Records follow. Copy every line with "submenu".

Collected data entries
★ ★ ★ ★ ★
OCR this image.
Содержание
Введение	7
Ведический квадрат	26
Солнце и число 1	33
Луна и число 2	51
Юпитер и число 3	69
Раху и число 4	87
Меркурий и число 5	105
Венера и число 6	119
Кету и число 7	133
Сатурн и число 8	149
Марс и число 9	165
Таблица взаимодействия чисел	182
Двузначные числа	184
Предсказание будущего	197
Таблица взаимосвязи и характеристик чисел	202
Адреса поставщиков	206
★ ★ ★ ★ ★
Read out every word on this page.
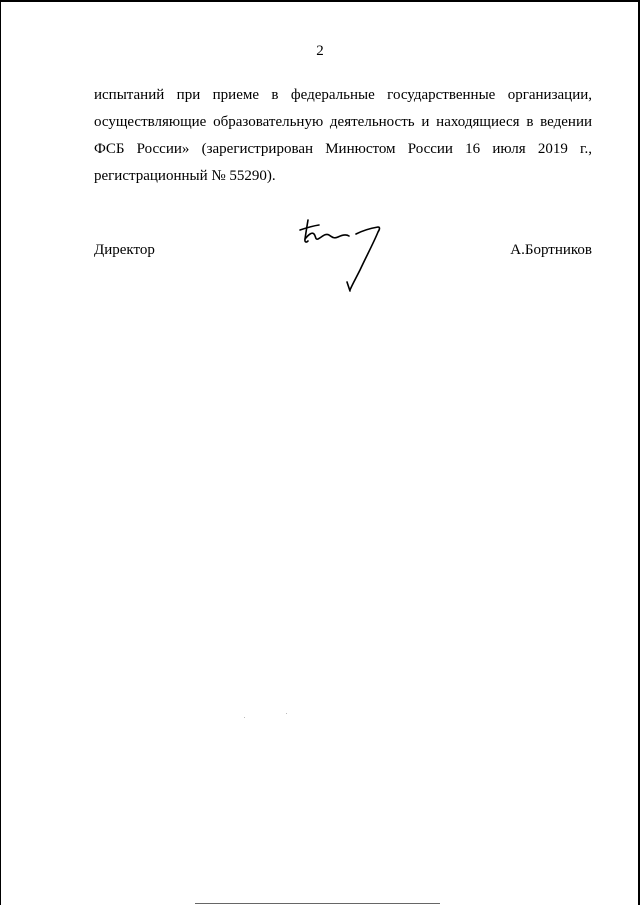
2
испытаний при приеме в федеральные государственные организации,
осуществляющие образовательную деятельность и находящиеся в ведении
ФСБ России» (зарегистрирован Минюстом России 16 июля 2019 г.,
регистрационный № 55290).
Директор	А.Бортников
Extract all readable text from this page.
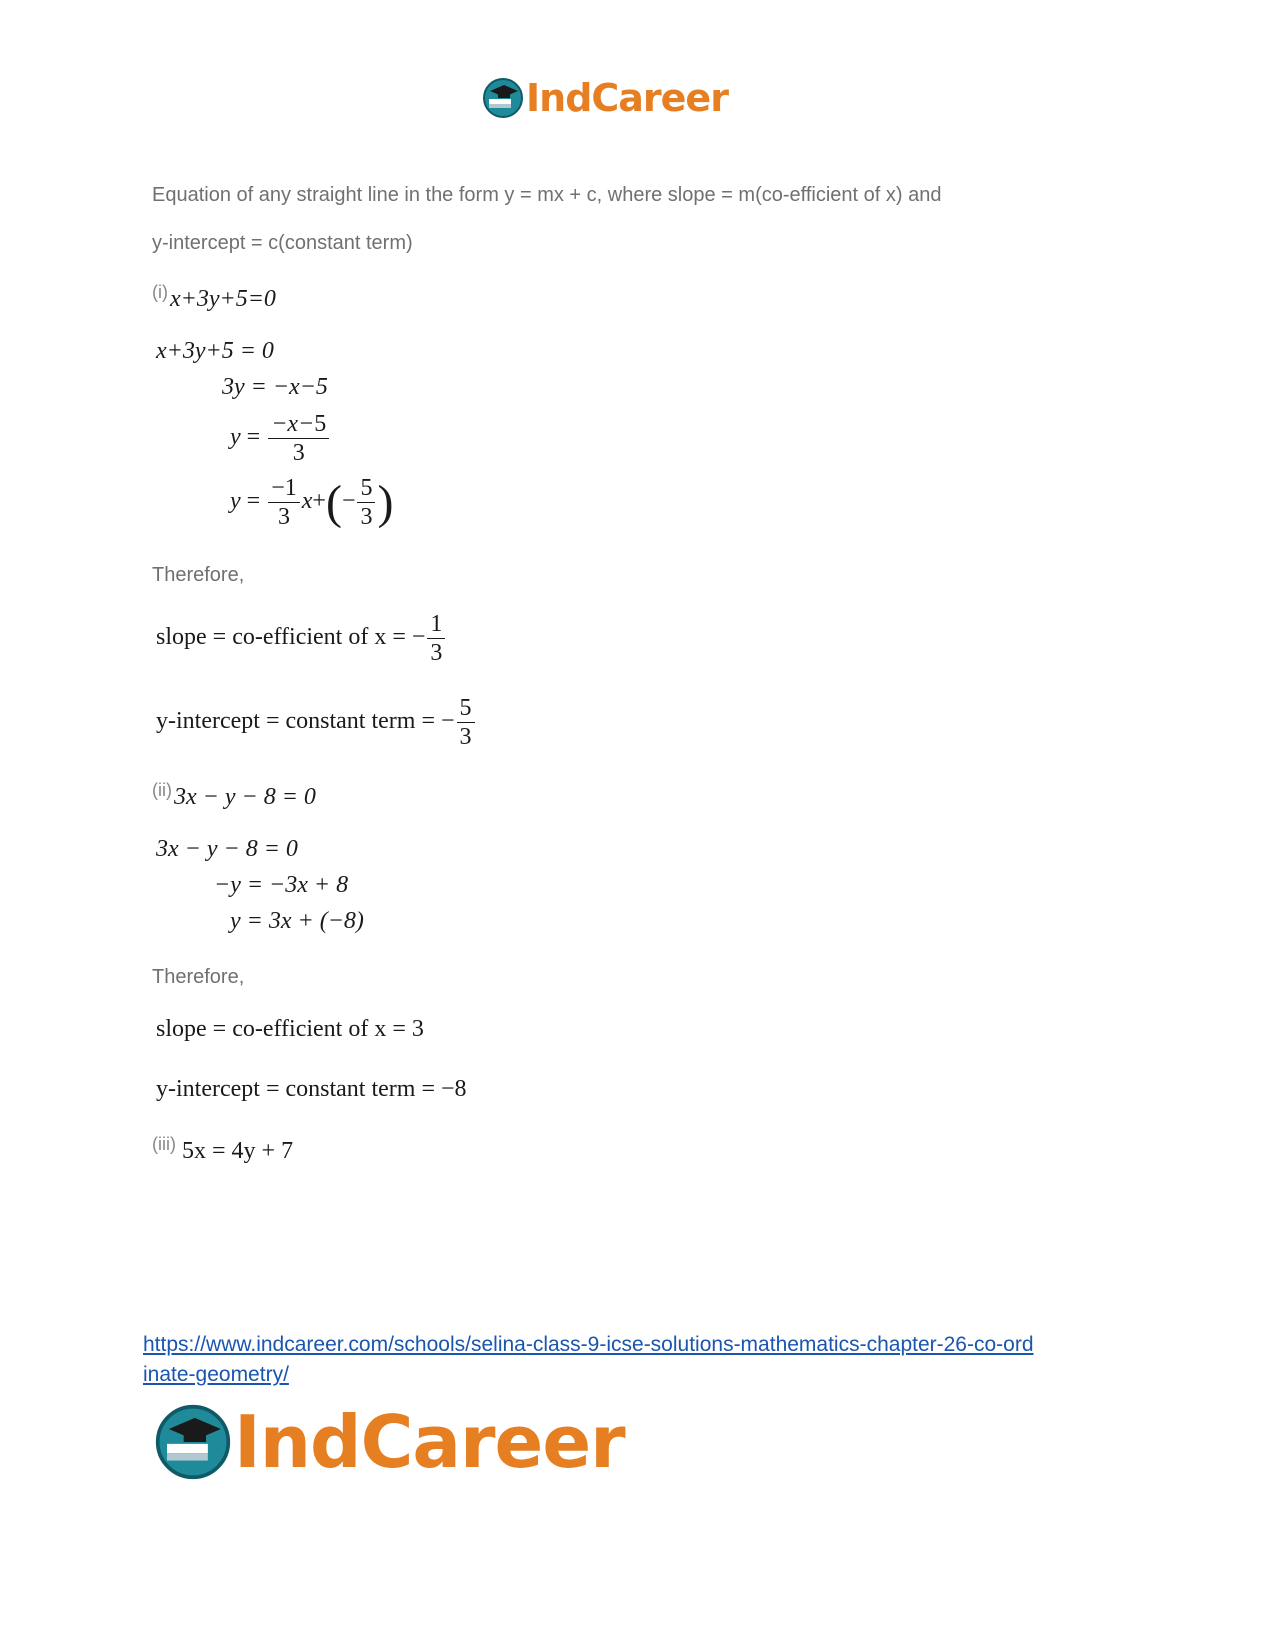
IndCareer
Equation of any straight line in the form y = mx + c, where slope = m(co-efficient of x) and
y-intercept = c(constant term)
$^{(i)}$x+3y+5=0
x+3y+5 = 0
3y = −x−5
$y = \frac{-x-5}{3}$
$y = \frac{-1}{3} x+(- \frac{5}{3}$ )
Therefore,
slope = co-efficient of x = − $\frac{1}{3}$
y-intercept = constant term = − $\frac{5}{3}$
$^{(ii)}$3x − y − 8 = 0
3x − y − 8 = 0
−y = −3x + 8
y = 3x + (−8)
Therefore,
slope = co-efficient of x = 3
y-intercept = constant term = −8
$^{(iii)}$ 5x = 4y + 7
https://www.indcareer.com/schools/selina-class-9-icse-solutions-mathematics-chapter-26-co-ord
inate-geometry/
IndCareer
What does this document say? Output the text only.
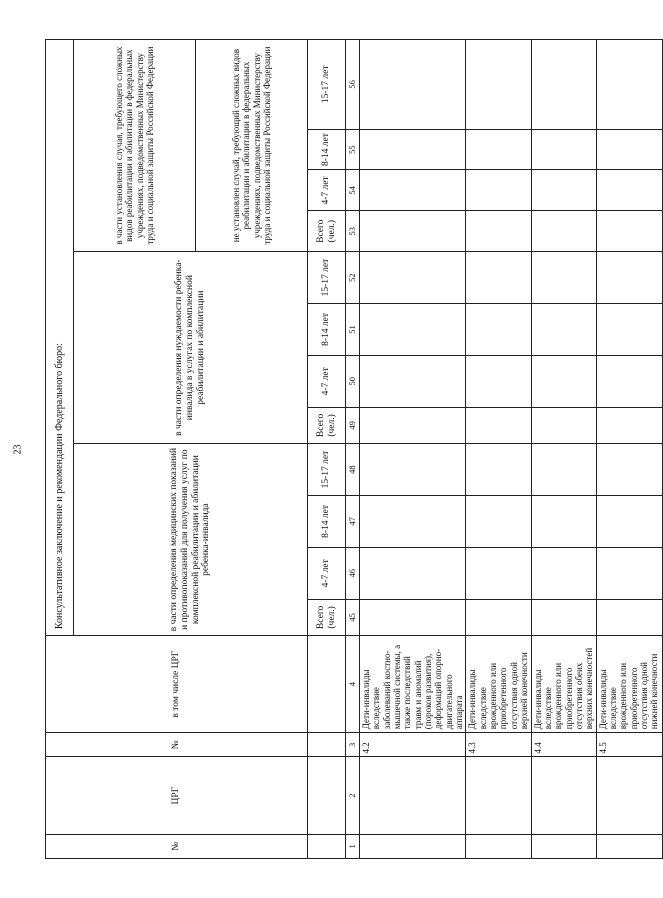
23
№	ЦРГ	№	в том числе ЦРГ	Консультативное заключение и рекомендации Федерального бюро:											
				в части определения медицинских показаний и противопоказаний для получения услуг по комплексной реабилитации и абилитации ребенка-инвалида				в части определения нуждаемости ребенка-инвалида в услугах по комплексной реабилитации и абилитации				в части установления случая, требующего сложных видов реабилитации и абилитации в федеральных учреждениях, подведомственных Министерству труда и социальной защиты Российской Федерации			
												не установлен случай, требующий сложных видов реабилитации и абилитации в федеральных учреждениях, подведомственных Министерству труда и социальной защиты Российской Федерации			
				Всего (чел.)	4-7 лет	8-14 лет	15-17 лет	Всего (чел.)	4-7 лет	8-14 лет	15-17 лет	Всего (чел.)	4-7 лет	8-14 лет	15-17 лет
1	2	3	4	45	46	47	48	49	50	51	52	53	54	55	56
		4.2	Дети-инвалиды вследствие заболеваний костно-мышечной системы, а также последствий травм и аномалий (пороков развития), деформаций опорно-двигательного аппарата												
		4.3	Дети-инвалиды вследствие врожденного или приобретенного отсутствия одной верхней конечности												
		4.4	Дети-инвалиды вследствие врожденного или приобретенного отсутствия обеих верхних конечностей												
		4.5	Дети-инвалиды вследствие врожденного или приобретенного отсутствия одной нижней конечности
★ ★ ★ ★ ★
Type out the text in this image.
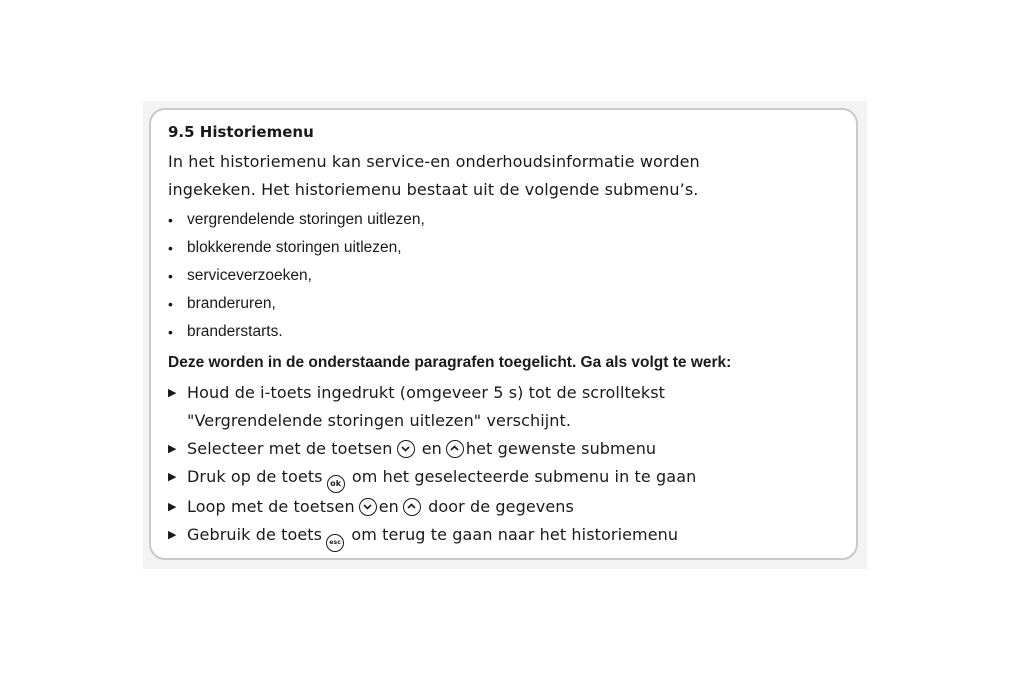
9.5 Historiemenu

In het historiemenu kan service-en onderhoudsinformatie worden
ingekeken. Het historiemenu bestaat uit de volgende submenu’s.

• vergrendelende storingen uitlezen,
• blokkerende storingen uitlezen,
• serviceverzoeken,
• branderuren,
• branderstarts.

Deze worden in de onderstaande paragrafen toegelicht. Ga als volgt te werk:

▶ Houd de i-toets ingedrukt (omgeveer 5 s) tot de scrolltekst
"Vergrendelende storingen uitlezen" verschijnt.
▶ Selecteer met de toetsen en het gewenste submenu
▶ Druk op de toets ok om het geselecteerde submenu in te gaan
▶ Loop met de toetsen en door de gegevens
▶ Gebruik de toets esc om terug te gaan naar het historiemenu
★ ★ ★ ★ ★
- **Exercise response**
ingekeken. Het historiemenu bestaat uit de volgende submenu’s.
▶ Selecteer met de toetsen en het gewenste submenu
▶ Druk op de toets ok om het geselecteerde submenu in te gaan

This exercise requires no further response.